» **Problem details**:
Copy every line, leaving nothing out and adding nothing.

[Records from a dataset]
···

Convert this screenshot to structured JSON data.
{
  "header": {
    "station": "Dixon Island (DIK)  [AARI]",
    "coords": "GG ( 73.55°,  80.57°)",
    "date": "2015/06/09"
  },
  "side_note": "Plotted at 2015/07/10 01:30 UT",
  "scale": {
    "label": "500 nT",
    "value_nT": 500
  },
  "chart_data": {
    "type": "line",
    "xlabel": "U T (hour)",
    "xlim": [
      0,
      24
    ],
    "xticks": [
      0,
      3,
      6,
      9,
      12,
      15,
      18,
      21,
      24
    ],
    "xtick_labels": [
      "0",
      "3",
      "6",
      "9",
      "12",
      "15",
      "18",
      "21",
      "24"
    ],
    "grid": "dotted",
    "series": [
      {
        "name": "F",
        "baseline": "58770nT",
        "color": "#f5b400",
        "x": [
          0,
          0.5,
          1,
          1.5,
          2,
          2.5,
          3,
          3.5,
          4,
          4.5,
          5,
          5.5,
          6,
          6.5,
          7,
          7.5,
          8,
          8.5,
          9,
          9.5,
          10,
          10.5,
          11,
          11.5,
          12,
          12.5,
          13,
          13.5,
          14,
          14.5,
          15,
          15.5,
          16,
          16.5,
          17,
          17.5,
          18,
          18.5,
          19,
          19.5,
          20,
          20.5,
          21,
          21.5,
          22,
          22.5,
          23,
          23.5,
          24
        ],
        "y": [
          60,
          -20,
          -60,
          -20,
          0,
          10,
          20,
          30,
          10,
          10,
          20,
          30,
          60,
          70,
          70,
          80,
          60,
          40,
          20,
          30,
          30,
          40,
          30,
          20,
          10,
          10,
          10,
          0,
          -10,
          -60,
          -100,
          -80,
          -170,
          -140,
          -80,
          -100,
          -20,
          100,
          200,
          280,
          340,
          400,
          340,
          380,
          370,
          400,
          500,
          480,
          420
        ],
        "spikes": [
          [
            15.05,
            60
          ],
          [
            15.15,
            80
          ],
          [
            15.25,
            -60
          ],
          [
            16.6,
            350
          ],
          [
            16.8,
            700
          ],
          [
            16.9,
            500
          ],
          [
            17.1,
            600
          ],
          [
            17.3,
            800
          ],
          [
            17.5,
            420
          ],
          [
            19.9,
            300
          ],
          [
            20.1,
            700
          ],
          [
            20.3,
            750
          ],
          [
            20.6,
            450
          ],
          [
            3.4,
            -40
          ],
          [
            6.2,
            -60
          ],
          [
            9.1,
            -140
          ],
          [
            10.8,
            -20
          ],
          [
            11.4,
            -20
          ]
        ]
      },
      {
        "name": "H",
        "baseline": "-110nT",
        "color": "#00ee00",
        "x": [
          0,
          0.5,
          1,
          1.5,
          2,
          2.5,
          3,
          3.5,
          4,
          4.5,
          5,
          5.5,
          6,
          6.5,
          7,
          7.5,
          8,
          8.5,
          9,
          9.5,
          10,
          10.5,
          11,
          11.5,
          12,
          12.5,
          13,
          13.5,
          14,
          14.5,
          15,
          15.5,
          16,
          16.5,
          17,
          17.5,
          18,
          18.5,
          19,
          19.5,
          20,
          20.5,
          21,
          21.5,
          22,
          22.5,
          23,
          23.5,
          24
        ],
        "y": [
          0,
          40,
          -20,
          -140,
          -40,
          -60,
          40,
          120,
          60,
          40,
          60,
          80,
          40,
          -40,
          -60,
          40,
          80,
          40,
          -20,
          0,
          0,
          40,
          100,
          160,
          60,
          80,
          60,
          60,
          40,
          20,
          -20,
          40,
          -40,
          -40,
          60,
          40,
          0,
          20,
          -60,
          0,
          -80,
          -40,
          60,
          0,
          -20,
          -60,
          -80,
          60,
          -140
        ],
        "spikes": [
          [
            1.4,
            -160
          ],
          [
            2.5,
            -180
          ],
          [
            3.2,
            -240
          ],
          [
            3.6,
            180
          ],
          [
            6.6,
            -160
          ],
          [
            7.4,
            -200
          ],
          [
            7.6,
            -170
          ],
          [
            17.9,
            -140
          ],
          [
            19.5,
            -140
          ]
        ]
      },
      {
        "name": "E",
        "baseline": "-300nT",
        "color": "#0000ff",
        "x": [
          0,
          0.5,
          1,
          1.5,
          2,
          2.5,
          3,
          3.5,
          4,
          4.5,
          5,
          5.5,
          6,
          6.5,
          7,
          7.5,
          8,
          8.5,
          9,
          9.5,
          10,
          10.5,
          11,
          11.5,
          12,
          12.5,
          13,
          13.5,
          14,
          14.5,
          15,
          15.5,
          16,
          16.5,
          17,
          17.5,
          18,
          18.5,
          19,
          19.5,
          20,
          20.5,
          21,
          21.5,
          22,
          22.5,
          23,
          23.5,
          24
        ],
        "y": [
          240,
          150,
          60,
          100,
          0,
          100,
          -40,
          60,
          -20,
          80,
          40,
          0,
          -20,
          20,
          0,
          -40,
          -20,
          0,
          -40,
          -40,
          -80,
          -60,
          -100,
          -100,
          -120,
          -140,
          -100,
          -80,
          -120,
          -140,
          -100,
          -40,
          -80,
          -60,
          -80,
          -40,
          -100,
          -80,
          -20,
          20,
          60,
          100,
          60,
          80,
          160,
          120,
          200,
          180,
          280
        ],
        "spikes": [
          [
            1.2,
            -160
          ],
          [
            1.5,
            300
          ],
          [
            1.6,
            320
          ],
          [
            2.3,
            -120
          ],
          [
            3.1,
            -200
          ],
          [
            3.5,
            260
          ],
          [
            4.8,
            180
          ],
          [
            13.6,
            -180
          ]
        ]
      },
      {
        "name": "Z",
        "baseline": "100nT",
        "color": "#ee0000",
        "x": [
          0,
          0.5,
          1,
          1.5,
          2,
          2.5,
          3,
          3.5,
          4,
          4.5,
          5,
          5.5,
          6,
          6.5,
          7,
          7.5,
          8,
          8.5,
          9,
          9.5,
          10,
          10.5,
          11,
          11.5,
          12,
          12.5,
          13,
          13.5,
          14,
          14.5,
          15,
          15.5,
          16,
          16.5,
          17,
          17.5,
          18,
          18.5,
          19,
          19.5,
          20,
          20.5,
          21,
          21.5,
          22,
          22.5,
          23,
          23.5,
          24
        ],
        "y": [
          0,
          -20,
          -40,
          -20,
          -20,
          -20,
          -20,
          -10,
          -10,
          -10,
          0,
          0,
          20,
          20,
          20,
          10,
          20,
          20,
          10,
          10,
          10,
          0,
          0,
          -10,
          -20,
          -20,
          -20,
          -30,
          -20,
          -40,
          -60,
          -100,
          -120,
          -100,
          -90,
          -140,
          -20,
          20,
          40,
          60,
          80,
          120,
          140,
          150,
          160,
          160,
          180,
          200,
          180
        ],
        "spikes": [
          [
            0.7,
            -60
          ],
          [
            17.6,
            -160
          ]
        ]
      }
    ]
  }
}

···

» **Full answer**:
Convert this screenshot to structured JSON data.
{
  "header": {
    "station": "Dixon Island (DIK)  [AARI]",
    "coords": "GG ( 73.55°,  80.57°)",
    "date": "2015/06/09"
  },
  "side_note": "Plotted at 2015/07/10 01:30 UT",
  "scale": {
    "label": "500 nT",
    "value_nT": 500
  },
  "chart_data": {
    "type": "line",
    "xlabel": "U T (hour)",
    "xlim": [
      0,
      24
    ],
    "xticks": [
      0,
      3,
      6,
      9,
      12,
      15,
      18,
      21,
      24
    ],
    "xtick_labels": [
      "0",
      "3",
      "6",
      "9",
      "12",
      "15",
      "18",
      "21",
      "24"
    ],
    "grid": "dotted",
    "series": [
      {
        "name": "F",
        "baseline": "58770nT",
        "color": "#f5b400",
        "x": [
          0,
          0.5,
          1,
          1.5,
          2,
          2.5,
          3,
          3.5,
          4,
          4.5,
          5,
          5.5,
          6,
          6.5,
          7,
          7.5,
          8,
          8.5,
          9,
          9.5,
          10,
          10.5,
          11,
          11.5,
          12,
          12.5,
          13,
          13.5,
          14,
          14.5,
          15,
          15.5,
          16,
          16.5,
          17,
          17.5,
          18,
          18.5,
          19,
          19.5,
          20,
          20.5,
          21,
          21.5,
          22,
          22.5,
          23,
          23.5,
          24
        ],
        "y": [
          60,
          -20,
          -60,
          -20,
          0,
          10,
          20,
          30,
          10,
          10,
          20,
          30,
          60,
          70,
          70,
          80,
          60,
          40,
          20,
          30,
          30,
          40,
          30,
          20,
          10,
          10,
          10,
          0,
          -10,
          -60,
          -100,
          -80,
          -170,
          -140,
          -80,
          -100,
          -20,
          100,
          200,
          280,
          340,
          400,
          340,
          380,
          370,
          400,
          500,
          480,
          420
        ],
        "spikes": [
          [
            15.05,
            60
          ],
          [
            15.15,
            80
          ],
          [
            15.25,
            -60
          ],
          [
            16.6,
            350
          ],
          [
            16.8,
            700
          ],
          [
            16.9,
            500
          ],
          [
            17.1,
            600
          ],
          [
            17.3,
            800
          ],
          [
            17.5,
            420
          ],
          [
            19.9,
            300
          ],
          [
            20.1,
            700
          ],
          [
            20.3,
            750
          ],
          [
            20.6,
            450
          ],
          [
            3.4,
            -40
          ],
          [
            6.2,
            -60
          ],
          [
            9.1,
            -140
          ],
          [
            10.8,
            -20
          ],
          [
            11.4,
            -20
          ]
        ]
      },
      {
        "name": "H",
        "baseline": "-110nT",
        "color": "#00ee00",
        "x": [
          0,
          0.5,
          1,
          1.5,
          2,
          2.5,
          3,
          3.5,
          4,
          4.5,
          5,
          5.5,
          6,
          6.5,
          7,
          7.5,
          8,
          8.5,
          9,
          9.5,
          10,
          10.5,
          11,
          11.5,
          12,
          12.5,
          13,
          13.5,
          14,
          14.5,
          15,
          15.5,
          16,
          16.5,
          17,
          17.5,
          18,
          18.5,
          19,
          19.5,
          20,
          20.5,
          21,
          21.5,
          22,
          22.5,
          23,
          23.5,
          24
        ],
        "y": [
          0,
          40,
          -20,
          -140,
          -40,
          -60,
          40,
          120,
          60,
          40,
          60,
          80,
          40,
          -40,
          -60,
          40,
          80,
          40,
          -20,
          0,
          0,
          40,
          100,
          160,
          60,
          80,
          60,
          60,
          40,
          20,
          -20,
          40,
          -40,
          -40,
          60,
          40,
          0,
          20,
          -60,
          0,
          -80,
          -40,
          60,
          0,
          -20,
          -60,
          -80,
          60,
          -140
        ],
        "spikes": [
          [
            1.4,
            -160
          ],
          [
            2.5,
            -180
          ],
          [
            3.2,
            -240
          ],
          [
            3.6,
            180
          ],
          [
            6.6,
            -160
          ],
          [
            7.4,
            -200
          ],
          [
            7.6,
            -170
          ],
          [
            17.9,
            -140
          ],
          [
            19.5,
            -140
          ]
        ]
      },
      {
        "name": "E",
        "baseline": "-300nT",
        "color": "#0000ff",
        "x": [
          0,
          0.5,
          1,
          1.5,
          2,
          2.5,
          3,
          3.5,
          4,
          4.5,
          5,
          5.5,
          6,
          6.5,
          7,
          7.5,
          8,
          8.5,
          9,
          9.5,
          10,
          10.5,
          11,
          11.5,
          12,
          12.5,
          13,
          13.5,
          14,
          14.5,
          15,
          15.5,
          16,
          16.5,
          17,
          17.5,
          18,
          18.5,
          19,
          19.5,
          20,
          20.5,
          21,
          21.5,
          22,
          22.5,
          23,
          23.5,
          24
        ],
        "y": [
          240,
          150,
          60,
          100,
          0,
          100,
          -40,
          60,
          -20,
          80,
          40,
          0,
          -20,
          20,
          0,
          -40,
          -20,
          0,
          -40,
          -40,
          -80,
          -60,
          -100,
          -100,
          -120,
          -140,
          -100,
          -80,
          -120,
          -140,
          -100,
          -40,
          -80,
          -60,
          -80,
          -40,
          -100,
          -80,
          -20,
          20,
          60,
          100,
          60,
          80,
          160,
          120,
          200,
          180,
          280
        ],
        "spikes": [
          [
            1.2,
            -160
          ],
          [
            1.5,
            300
          ],
          [
            1.6,
            320
          ],
          [
            2.3,
            -120
          ],
          [
            3.1,
            -200
          ],
          [
            3.5,
            260
          ],
          [
            4.8,
            180
          ],
          [
            13.6,
            -180
          ]
        ]
      },
      {
        "name": "Z",
        "baseline": "100nT",
        "color": "#ee0000",
        "x": [
          0,
          0.5,
          1,
          1.5,
          2,
          2.5,
          3,
          3.5,
          4,
          4.5,
          5,
          5.5,
          6,
          6.5,
          7,
          7.5,
          8,
          8.5,
          9,
          9.5,
          10,
          10.5,
          11,
          11.5,
          12,
          12.5,
          13,
          13.5,
          14,
          14.5,
          15,
          15.5,
          16,
          16.5,
          17,
          17.5,
          18,
          18.5,
          19,
          19.5,
          20,
          20.5,
          21,
          21.5,
          22,
          22.5,
          23,
          23.5,
          24
        ],
        "y": [
          0,
          -20,
          -40,
          -20,
          -20,
          -20,
          -20,
          -10,
          -10,
          -10,
          0,
          0,
          20,
          20,
          20,
          10,
          20,
          20,
          10,
          10,
          10,
          0,
          0,
          -10,
          -20,
          -20,
          -20,
          -30,
          -20,
          -40,
          -60,
          -100,
          -120,
          -100,
          -90,
          -140,
          -20,
          20,
          40,
          60,
          80,
          120,
          140,
          150,
          160,
          160,
          180,
          200,
          180
        ],
        "spikes": [
          [
            0.7,
            -60
          ],
          [
            17.6,
            -160
          ]
        ]
      }
    ]
  }
}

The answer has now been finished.